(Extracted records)
******

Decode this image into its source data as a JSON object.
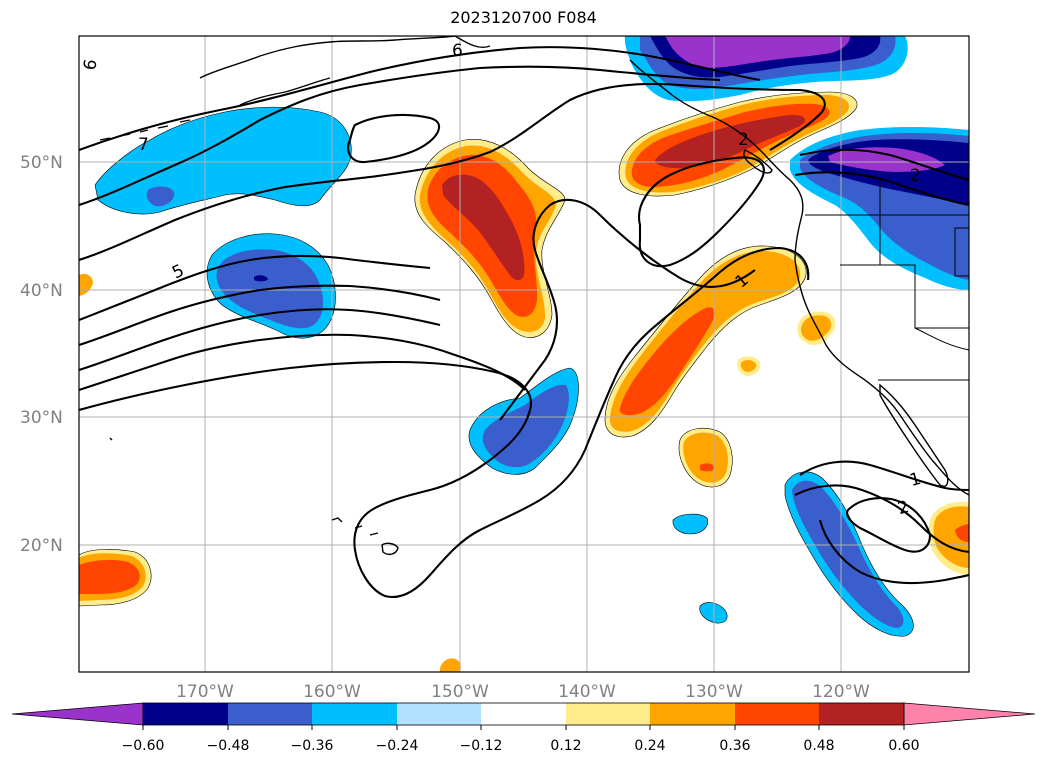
{
  "title": "2023120700 F084",
  "colors": {
    "neg_060": "#9933cc",
    "neg_048": "#00008b",
    "neg_036": "#3a5fcd",
    "neg_024": "#00bfff",
    "neg_012": "#b0e2ff",
    "zero": "#ffffff",
    "pos_012": "#ffec8b",
    "pos_024": "#ffa500",
    "pos_036": "#ff4500",
    "pos_048": "#b22222",
    "pos_060": "#ff82ab",
    "grid": "#b0b0b0",
    "coast": "#000000",
    "contour": "#000000"
  },
  "latitude_labels": [
    "50°N",
    "40°N",
    "30°N",
    "20°N"
  ],
  "longitude_labels": [
    "170°W",
    "160°W",
    "150°W",
    "140°W",
    "130°W",
    "120°W"
  ],
  "contour_labels": [
    "6",
    "6",
    "7",
    "5",
    "1",
    "2",
    "1",
    "2",
    "2"
  ],
  "colorbar": {
    "ticks": [
      "−0.60",
      "−0.48",
      "−0.36",
      "−0.24",
      "−0.12",
      "0.12",
      "0.24",
      "0.36",
      "0.48",
      "0.60"
    ],
    "extend": "both"
  }
}
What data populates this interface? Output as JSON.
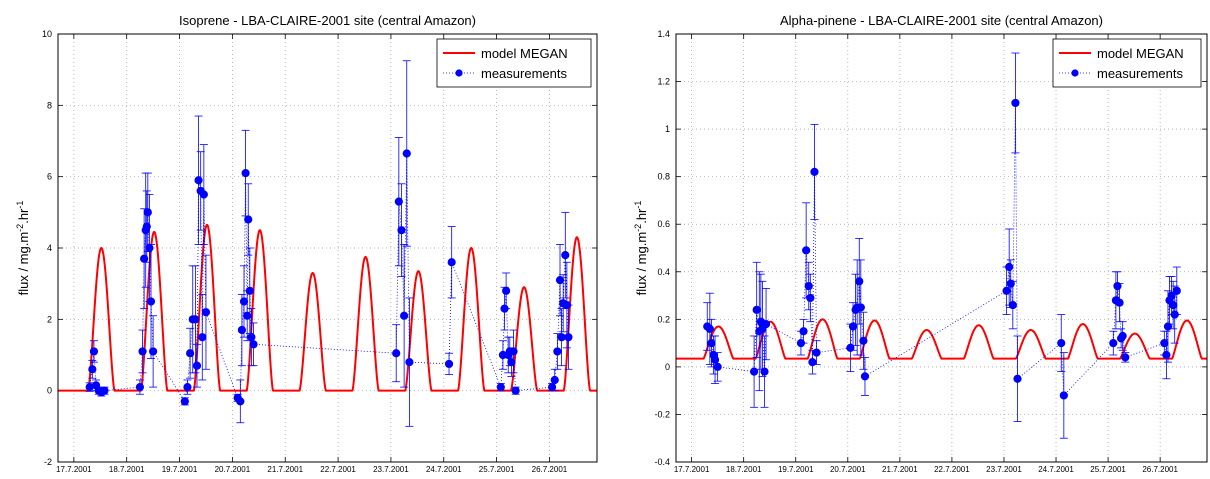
{
  "chart_data": [
    {
      "type": "line",
      "title": "Isoprene - LBA-CLAIRE-2001 site (central Amazon)",
      "ylabel": "flux / mg.m",
      "ylabel_sup1": "-2",
      "ylabel_mid": ".hr",
      "ylabel_sup2": "-1",
      "xlim": [
        16.7,
        26.9
      ],
      "ylim": [
        -2,
        10
      ],
      "yticks": [
        -2,
        0,
        2,
        4,
        6,
        8,
        10
      ],
      "ytick_labels": [
        "-2",
        "0",
        "2",
        "4",
        "6",
        "8",
        "10"
      ],
      "x_ticks": [
        17,
        18,
        19,
        20,
        21,
        22,
        23,
        24,
        25,
        26
      ],
      "x_tick_labels": [
        "17.7.2001",
        "18.7.2001",
        "19.7.2001",
        "20.7.2001",
        "21.7.2001",
        "22.7.2001",
        "23.7.2001",
        "24.7.2001",
        "25.7.2001",
        "26.7.2001"
      ],
      "grid": true,
      "legend": "top-right",
      "series": [
        {
          "name": "model MEGAN",
          "kind": "model",
          "color": "#ff0000",
          "baseline": 0,
          "day_start": 0.27,
          "day_end": 0.77,
          "power": 1.5,
          "peaks": [
            4.0,
            4.45,
            4.65,
            4.5,
            3.3,
            3.75,
            3.35,
            4.0,
            2.9,
            4.3
          ]
        },
        {
          "name": "measurements",
          "kind": "measure",
          "color": "#0000ff",
          "points": [
            [
              17.3,
              0.1,
              0.12
            ],
            [
              17.35,
              0.6,
              0.25
            ],
            [
              17.38,
              1.1,
              0.3
            ],
            [
              17.42,
              0.15,
              0.15
            ],
            [
              17.47,
              0.0,
              0.1
            ],
            [
              17.52,
              -0.05,
              0.1
            ],
            [
              17.58,
              0.0,
              0.1
            ],
            [
              18.25,
              0.1,
              0.2
            ],
            [
              18.3,
              1.1,
              0.6
            ],
            [
              18.33,
              3.7,
              1.4
            ],
            [
              18.36,
              4.5,
              1.6
            ],
            [
              18.38,
              4.6,
              1.0
            ],
            [
              18.4,
              5.0,
              1.1
            ],
            [
              18.43,
              4.0,
              1.5
            ],
            [
              18.46,
              2.5,
              1.6
            ],
            [
              18.5,
              1.1,
              1.0
            ],
            [
              19.1,
              -0.3,
              0.1
            ],
            [
              19.15,
              0.1,
              0.2
            ],
            [
              19.2,
              1.05,
              0.7
            ],
            [
              19.25,
              2.0,
              1.5
            ],
            [
              19.3,
              2.0,
              1.5
            ],
            [
              19.33,
              0.7,
              0.6
            ],
            [
              19.36,
              5.9,
              1.8
            ],
            [
              19.4,
              5.6,
              1.1
            ],
            [
              19.43,
              1.5,
              1.2
            ],
            [
              19.46,
              5.5,
              1.4
            ],
            [
              19.5,
              2.2,
              1.6
            ],
            [
              20.1,
              -0.2,
              0.1
            ],
            [
              20.15,
              -0.3,
              0.6
            ],
            [
              20.18,
              1.7,
              1.0
            ],
            [
              20.22,
              2.5,
              1.0
            ],
            [
              20.25,
              6.1,
              1.2
            ],
            [
              20.28,
              2.1,
              0.7
            ],
            [
              20.3,
              4.8,
              1.0
            ],
            [
              20.33,
              2.8,
              1.2
            ],
            [
              20.36,
              1.5,
              0.8
            ],
            [
              20.4,
              1.3,
              0.6
            ],
            [
              23.1,
              1.05,
              0.8
            ],
            [
              23.15,
              5.3,
              1.8
            ],
            [
              23.2,
              4.5,
              1.3
            ],
            [
              23.25,
              2.1,
              2.0
            ],
            [
              23.3,
              6.65,
              2.6
            ],
            [
              23.35,
              0.8,
              1.8
            ],
            [
              24.1,
              0.75,
              0.3
            ],
            [
              24.15,
              3.6,
              1.0
            ],
            [
              25.08,
              0.1,
              0.1
            ],
            [
              25.12,
              1.0,
              0.4
            ],
            [
              25.15,
              2.3,
              0.6
            ],
            [
              25.18,
              2.8,
              0.5
            ],
            [
              25.22,
              1.0,
              0.5
            ],
            [
              25.25,
              1.1,
              0.4
            ],
            [
              25.28,
              0.8,
              0.4
            ],
            [
              25.32,
              1.1,
              0.6
            ],
            [
              25.36,
              0.0,
              0.1
            ],
            [
              26.05,
              0.1,
              0.1
            ],
            [
              26.1,
              0.3,
              0.3
            ],
            [
              26.15,
              1.1,
              0.5
            ],
            [
              26.2,
              3.1,
              1.0
            ],
            [
              26.23,
              1.5,
              0.8
            ],
            [
              26.26,
              2.45,
              0.8
            ],
            [
              26.3,
              3.8,
              1.2
            ],
            [
              26.33,
              2.4,
              1.2
            ],
            [
              26.36,
              1.5,
              0.9
            ]
          ]
        }
      ]
    },
    {
      "type": "line",
      "title": "Alpha-pinene - LBA-CLAIRE-2001 site (central Amazon)",
      "ylabel": "flux / mg.m",
      "ylabel_sup1": "-2",
      "ylabel_mid": ".hr",
      "ylabel_sup2": "-1",
      "xlim": [
        16.7,
        26.9
      ],
      "ylim": [
        -0.4,
        1.4
      ],
      "yticks": [
        -0.4,
        -0.2,
        0,
        0.2,
        0.4,
        0.6,
        0.8,
        1,
        1.2,
        1.4
      ],
      "ytick_labels": [
        "-0.4",
        "-0.2",
        "0",
        "0.2",
        "0.4",
        "0.6",
        "0.8",
        "1",
        "1.2",
        "1.4"
      ],
      "x_ticks": [
        17,
        18,
        19,
        20,
        21,
        22,
        23,
        24,
        25,
        26
      ],
      "x_tick_labels": [
        "17.7.2001",
        "18.7.2001",
        "19.7.2001",
        "20.7.2001",
        "21.7.2001",
        "22.7.2001",
        "23.7.2001",
        "24.7.2001",
        "25.7.2001",
        "26.7.2001"
      ],
      "grid": true,
      "legend": "top-right",
      "series": [
        {
          "name": "model MEGAN",
          "kind": "model",
          "color": "#ff0000",
          "baseline": 0.035,
          "day_start": 0.23,
          "day_end": 0.8,
          "power": 1.2,
          "peaks": [
            0.17,
            0.19,
            0.2,
            0.195,
            0.155,
            0.175,
            0.155,
            0.18,
            0.14,
            0.195
          ]
        },
        {
          "name": "measurements",
          "kind": "measure",
          "color": "#0000ff",
          "points": [
            [
              17.3,
              0.17,
              0.1
            ],
            [
              17.35,
              0.16,
              0.15
            ],
            [
              17.38,
              0.1,
              0.1
            ],
            [
              17.42,
              0.05,
              0.08
            ],
            [
              17.45,
              0.03,
              0.1
            ],
            [
              17.5,
              0.0,
              0.06
            ],
            [
              18.2,
              -0.02,
              0.15
            ],
            [
              18.25,
              0.24,
              0.2
            ],
            [
              18.3,
              0.15,
              0.25
            ],
            [
              18.33,
              0.19,
              0.2
            ],
            [
              18.36,
              0.16,
              0.2
            ],
            [
              18.4,
              -0.02,
              0.15
            ],
            [
              18.43,
              0.18,
              0.15
            ],
            [
              19.1,
              0.1,
              0.05
            ],
            [
              19.15,
              0.15,
              0.05
            ],
            [
              19.2,
              0.49,
              0.2
            ],
            [
              19.25,
              0.34,
              0.1
            ],
            [
              19.28,
              0.29,
              0.1
            ],
            [
              19.32,
              0.02,
              0.05
            ],
            [
              19.36,
              0.82,
              0.2
            ],
            [
              19.4,
              0.06,
              0.05
            ],
            [
              20.05,
              0.08,
              0.1
            ],
            [
              20.1,
              0.17,
              0.1
            ],
            [
              20.15,
              0.24,
              0.15
            ],
            [
              20.18,
              0.25,
              0.2
            ],
            [
              20.22,
              0.36,
              0.18
            ],
            [
              20.25,
              0.25,
              0.2
            ],
            [
              20.3,
              0.11,
              0.12
            ],
            [
              20.33,
              -0.04,
              0.08
            ],
            [
              23.05,
              0.32,
              0.1
            ],
            [
              23.1,
              0.42,
              0.16
            ],
            [
              23.13,
              0.35,
              0.1
            ],
            [
              23.17,
              0.26,
              0.1
            ],
            [
              23.22,
              1.11,
              0.21
            ],
            [
              23.26,
              -0.05,
              0.18
            ],
            [
              24.1,
              0.1,
              0.12
            ],
            [
              24.15,
              -0.12,
              0.18
            ],
            [
              25.1,
              0.1,
              0.05
            ],
            [
              25.15,
              0.28,
              0.12
            ],
            [
              25.18,
              0.34,
              0.06
            ],
            [
              25.22,
              0.27,
              0.08
            ],
            [
              25.25,
              0.12,
              0.04
            ],
            [
              25.28,
              0.13,
              0.06
            ],
            [
              25.33,
              0.04,
              0.02
            ],
            [
              26.08,
              0.1,
              0.05
            ],
            [
              26.12,
              0.05,
              0.1
            ],
            [
              26.15,
              0.17,
              0.15
            ],
            [
              26.18,
              0.28,
              0.1
            ],
            [
              26.22,
              0.3,
              0.08
            ],
            [
              26.25,
              0.26,
              0.1
            ],
            [
              26.28,
              0.22,
              0.12
            ],
            [
              26.32,
              0.32,
              0.1
            ]
          ]
        }
      ]
    }
  ]
}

******

▸ WHAT THE TASK REQUIRES
Only the count is wanted: report how many lines of the material above hold the word "Amazon".

▸ TASK SOLUTION
2